◆ What the exercise asks: Verbatim output of all the material below is required.

━━━━━ Stored data ━━━━━

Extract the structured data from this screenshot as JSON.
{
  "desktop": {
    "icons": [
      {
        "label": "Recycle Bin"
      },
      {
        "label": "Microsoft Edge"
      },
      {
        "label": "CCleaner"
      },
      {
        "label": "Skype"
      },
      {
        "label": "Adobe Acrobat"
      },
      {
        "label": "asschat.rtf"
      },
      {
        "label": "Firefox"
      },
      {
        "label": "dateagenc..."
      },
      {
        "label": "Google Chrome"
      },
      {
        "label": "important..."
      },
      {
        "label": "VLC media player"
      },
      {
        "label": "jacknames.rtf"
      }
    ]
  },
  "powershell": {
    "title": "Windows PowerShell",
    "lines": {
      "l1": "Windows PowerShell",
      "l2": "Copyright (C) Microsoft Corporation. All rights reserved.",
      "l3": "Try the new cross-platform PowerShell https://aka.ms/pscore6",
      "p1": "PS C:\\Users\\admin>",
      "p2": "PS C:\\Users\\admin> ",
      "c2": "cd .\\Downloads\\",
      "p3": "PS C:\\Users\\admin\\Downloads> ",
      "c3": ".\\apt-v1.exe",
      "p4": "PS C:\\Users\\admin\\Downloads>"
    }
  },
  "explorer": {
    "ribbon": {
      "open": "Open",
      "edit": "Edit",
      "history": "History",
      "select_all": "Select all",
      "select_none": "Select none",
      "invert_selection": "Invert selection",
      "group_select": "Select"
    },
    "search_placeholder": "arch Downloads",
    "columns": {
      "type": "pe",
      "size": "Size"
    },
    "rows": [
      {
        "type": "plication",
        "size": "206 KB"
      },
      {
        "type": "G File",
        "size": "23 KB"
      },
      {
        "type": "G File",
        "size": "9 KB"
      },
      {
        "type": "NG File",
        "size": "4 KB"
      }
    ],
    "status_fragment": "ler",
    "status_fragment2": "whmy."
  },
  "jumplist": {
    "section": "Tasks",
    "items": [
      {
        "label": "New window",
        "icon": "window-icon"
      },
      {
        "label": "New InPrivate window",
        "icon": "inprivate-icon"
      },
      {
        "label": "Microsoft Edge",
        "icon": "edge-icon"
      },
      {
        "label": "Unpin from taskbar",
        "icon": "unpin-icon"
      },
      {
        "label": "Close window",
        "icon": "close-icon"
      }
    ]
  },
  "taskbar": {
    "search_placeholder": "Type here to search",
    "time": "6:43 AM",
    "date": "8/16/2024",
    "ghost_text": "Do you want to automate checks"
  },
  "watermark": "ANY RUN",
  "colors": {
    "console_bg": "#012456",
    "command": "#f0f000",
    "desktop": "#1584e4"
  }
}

━━━━━

◆ Worked solution:
Extract the structured data from this screenshot as JSON.
{
  "desktop": {
    "icons": [
      {
        "label": "Recycle Bin"
      },
      {
        "label": "Microsoft Edge"
      },
      {
        "label": "CCleaner"
      },
      {
        "label": "Skype"
      },
      {
        "label": "Adobe Acrobat"
      },
      {
        "label": "asschat.rtf"
      },
      {
        "label": "Firefox"
      },
      {
        "label": "dateagenc..."
      },
      {
        "label": "Google Chrome"
      },
      {
        "label": "important..."
      },
      {
        "label": "VLC media player"
      },
      {
        "label": "jacknames.rtf"
      }
    ]
  },
  "powershell": {
    "title": "Windows PowerShell",
    "lines": {
      "l1": "Windows PowerShell",
      "l2": "Copyright (C) Microsoft Corporation. All rights reserved.",
      "l3": "Try the new cross-platform PowerShell https://aka.ms/pscore6",
      "p1": "PS C:\\Users\\admin>",
      "p2": "PS C:\\Users\\admin> ",
      "c2": "cd .\\Downloads\\",
      "p3": "PS C:\\Users\\admin\\Downloads> ",
      "c3": ".\\apt-v1.exe",
      "p4": "PS C:\\Users\\admin\\Downloads>"
    }
  },
  "explorer": {
    "ribbon": {
      "open": "Open",
      "edit": "Edit",
      "history": "History",
      "select_all": "Select all",
      "select_none": "Select none",
      "invert_selection": "Invert selection",
      "group_select": "Select"
    },
    "search_placeholder": "arch Downloads",
    "columns": {
      "type": "pe",
      "size": "Size"
    },
    "rows": [
      {
        "type": "plication",
        "size": "206 KB"
      },
      {
        "type": "G File",
        "size": "23 KB"
      },
      {
        "type": "G File",
        "size": "9 KB"
      },
      {
        "type": "NG File",
        "size": "4 KB"
      }
    ],
    "status_fragment": "ler",
    "status_fragment2": "whmy."
  },
  "jumplist": {
    "section": "Tasks",
    "items": [
      {
        "label": "New window",
        "icon": "window-icon"
      },
      {
        "label": "New InPrivate window",
        "icon": "inprivate-icon"
      },
      {
        "label": "Microsoft Edge",
        "icon": "edge-icon"
      },
      {
        "label": "Unpin from taskbar",
        "icon": "unpin-icon"
      },
      {
        "label": "Close window",
        "icon": "close-icon"
      }
    ]
  },
  "taskbar": {
    "search_placeholder": "Type here to search",
    "time": "6:43 AM",
    "date": "8/16/2024",
    "ghost_text": "Do you want to automate checks"
  },
  "watermark": "ANY RUN",
  "colors": {
    "console_bg": "#012456",
    "command": "#f0f000",
    "desktop": "#1584e4"
  }
}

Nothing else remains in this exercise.